INPUT ::

┄┄┄┄┄┄┄┄┄┄

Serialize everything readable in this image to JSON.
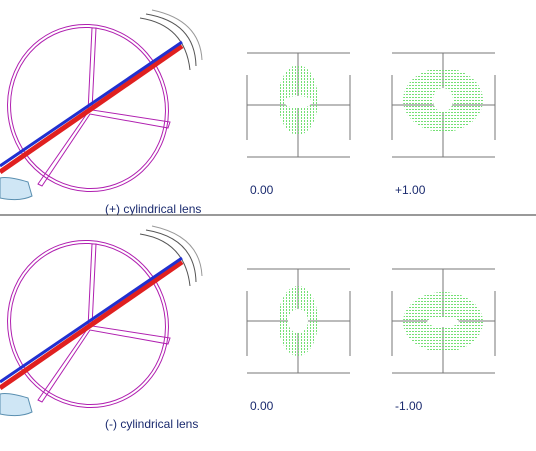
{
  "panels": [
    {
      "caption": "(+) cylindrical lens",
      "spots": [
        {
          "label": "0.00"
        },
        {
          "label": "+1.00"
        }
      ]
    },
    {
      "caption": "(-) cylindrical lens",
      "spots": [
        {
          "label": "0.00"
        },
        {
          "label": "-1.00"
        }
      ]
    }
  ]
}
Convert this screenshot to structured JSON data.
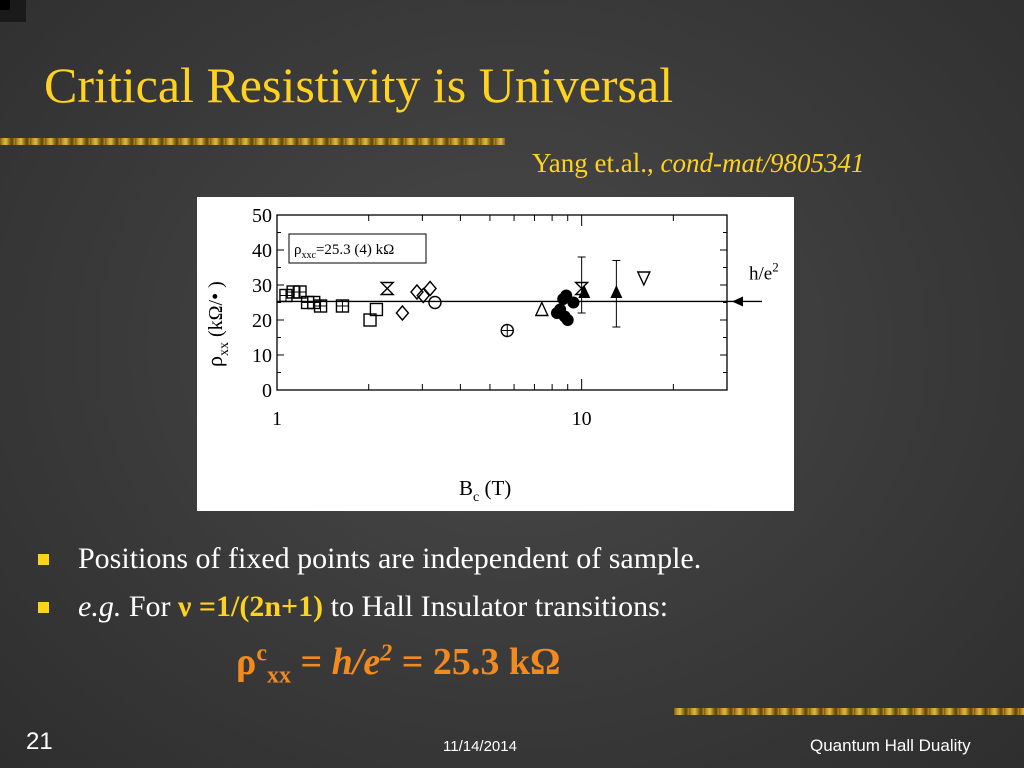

┄┄┄┄┄┄┄┄┄┄

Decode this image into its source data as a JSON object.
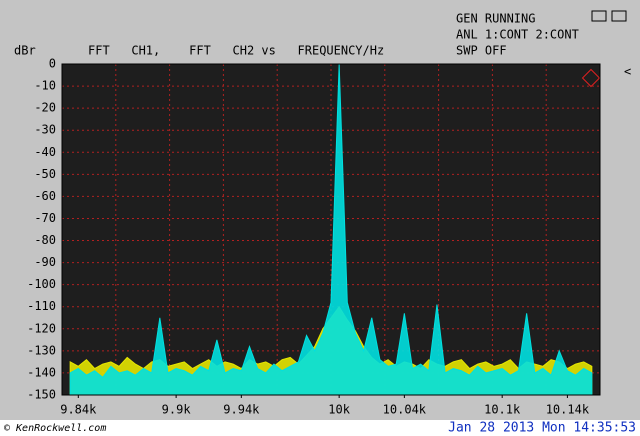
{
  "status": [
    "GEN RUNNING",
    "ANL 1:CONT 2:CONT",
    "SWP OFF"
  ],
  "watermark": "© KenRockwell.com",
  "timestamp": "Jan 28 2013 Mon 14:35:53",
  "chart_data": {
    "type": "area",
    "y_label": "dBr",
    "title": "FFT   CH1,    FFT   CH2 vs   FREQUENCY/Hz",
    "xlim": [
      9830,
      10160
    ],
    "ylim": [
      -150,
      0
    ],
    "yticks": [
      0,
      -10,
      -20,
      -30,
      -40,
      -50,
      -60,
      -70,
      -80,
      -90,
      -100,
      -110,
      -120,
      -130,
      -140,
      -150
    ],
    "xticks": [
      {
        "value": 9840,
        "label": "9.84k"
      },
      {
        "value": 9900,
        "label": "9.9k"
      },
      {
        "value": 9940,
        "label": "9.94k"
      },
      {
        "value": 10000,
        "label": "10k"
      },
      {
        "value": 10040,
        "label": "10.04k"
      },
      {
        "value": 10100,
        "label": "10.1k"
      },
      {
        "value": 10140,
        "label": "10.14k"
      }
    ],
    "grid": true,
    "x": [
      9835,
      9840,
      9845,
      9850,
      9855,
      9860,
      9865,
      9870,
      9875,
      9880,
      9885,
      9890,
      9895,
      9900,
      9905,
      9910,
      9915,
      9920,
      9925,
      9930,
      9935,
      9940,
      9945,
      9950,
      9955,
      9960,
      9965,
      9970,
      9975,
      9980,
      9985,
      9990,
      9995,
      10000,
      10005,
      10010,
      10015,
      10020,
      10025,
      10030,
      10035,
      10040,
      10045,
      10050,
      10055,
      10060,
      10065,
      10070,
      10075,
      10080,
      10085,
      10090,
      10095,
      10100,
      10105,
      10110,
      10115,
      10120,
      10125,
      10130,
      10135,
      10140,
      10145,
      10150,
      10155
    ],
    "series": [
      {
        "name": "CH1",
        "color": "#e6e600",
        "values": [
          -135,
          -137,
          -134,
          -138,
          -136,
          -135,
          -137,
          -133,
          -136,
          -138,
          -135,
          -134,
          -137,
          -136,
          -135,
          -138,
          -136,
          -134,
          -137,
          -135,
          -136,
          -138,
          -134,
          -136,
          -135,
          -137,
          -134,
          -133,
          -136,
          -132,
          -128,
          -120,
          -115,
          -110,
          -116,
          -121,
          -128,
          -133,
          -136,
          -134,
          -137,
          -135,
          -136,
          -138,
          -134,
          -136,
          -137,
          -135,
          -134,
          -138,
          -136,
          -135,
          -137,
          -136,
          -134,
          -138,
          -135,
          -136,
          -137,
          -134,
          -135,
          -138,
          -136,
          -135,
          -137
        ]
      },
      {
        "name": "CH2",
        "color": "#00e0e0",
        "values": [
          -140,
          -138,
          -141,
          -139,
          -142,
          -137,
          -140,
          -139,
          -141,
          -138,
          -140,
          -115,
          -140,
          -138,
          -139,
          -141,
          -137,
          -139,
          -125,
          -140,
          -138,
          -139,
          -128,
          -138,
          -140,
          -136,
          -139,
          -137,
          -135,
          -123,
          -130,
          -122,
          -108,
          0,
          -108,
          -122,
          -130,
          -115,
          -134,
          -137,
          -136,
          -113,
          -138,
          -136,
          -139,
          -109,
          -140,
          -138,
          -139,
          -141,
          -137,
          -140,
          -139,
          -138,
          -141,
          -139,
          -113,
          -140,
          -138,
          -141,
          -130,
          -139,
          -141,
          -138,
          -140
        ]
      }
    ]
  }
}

┄┄┄┄┄┄┄┄┄┄

TASK DESCRIPTION ::
Output word for word the lines running from the one containing "Serialize everything readable" to the one containing "Convert this screenshot", both included, leaving out the pictures.

RESULT OF THIS TASK ::
Serialize everything readable in this image to JSON.
{
  "panels": [
    {
      "caption": "(+) cylindrical lens",
      "spots": [
        {
          "label": "0.00"
        },
        {
          "label": "+1.00"
        }
      ]
    },
    {
      "caption": "(-) cylindrical lens",
      "spots": [
        {
          "label": "0.00"
        },
        {
          "label": "-1.00"
        }
      ]
    }
  ]
}
Convert this screenshot to structured JSON data.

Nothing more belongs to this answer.